━━━ Dataset records ━━━

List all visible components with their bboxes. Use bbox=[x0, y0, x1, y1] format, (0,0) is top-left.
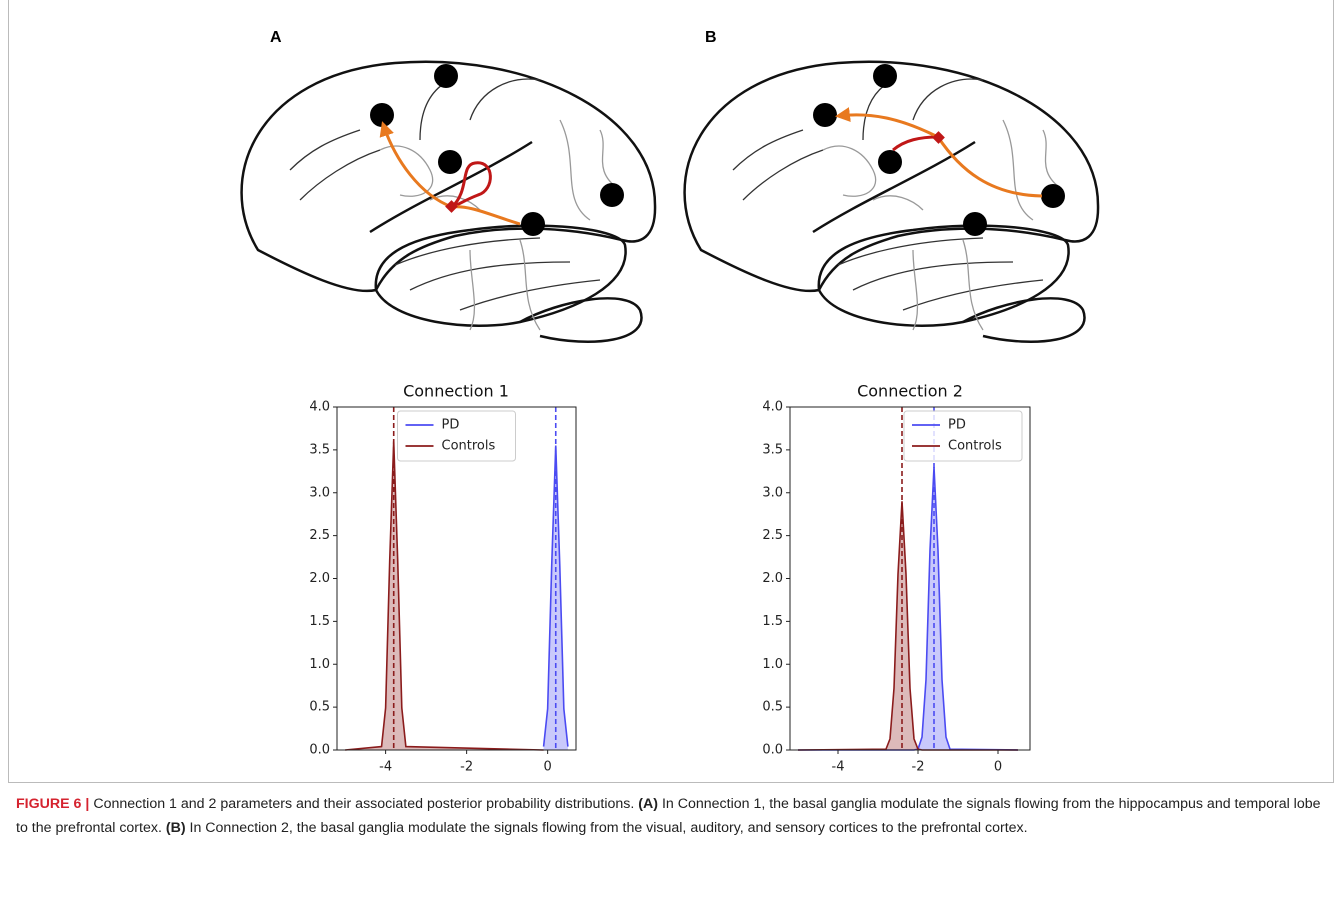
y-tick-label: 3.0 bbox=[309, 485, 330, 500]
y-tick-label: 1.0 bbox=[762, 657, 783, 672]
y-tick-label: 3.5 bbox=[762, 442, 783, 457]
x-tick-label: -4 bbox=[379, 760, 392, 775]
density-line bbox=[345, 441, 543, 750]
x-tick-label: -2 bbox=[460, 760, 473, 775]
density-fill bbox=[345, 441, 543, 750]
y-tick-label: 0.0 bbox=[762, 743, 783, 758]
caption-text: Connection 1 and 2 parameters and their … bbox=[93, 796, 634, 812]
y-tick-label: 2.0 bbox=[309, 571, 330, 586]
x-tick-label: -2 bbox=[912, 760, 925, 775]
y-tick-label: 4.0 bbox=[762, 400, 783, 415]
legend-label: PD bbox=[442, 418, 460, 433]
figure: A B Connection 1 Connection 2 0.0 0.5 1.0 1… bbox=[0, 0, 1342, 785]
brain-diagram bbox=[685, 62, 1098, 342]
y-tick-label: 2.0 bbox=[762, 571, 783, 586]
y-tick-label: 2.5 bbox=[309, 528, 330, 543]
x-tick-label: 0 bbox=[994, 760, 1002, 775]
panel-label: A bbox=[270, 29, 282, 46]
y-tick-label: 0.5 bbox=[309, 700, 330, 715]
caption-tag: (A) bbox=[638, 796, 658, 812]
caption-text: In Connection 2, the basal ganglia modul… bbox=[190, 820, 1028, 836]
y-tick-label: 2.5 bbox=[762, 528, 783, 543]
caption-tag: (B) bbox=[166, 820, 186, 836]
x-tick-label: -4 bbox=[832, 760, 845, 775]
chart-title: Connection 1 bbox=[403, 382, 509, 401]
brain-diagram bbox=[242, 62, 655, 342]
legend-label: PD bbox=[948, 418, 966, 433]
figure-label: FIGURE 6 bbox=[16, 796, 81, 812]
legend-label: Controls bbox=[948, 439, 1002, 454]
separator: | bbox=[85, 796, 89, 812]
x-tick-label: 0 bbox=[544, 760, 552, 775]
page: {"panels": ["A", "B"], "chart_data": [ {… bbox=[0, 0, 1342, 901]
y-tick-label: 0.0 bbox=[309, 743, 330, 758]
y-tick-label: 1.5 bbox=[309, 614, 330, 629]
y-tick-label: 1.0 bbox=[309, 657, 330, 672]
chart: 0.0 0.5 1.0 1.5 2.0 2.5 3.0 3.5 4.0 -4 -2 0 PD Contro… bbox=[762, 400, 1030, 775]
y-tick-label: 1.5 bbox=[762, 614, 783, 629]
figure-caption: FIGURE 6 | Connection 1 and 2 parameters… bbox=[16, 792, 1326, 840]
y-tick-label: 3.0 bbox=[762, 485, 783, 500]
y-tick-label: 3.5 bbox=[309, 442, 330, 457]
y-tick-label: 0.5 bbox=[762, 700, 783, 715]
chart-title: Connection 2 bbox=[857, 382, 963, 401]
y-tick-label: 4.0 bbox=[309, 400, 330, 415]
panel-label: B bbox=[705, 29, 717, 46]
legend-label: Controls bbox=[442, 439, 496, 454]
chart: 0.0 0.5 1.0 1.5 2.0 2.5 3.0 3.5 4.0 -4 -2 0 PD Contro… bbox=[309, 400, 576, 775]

━━━

Gather every line in the items above that contains the string "density", and copy each one unchanged.

density-line bbox=[345, 441, 543, 750]
density-fill bbox=[345, 441, 543, 750]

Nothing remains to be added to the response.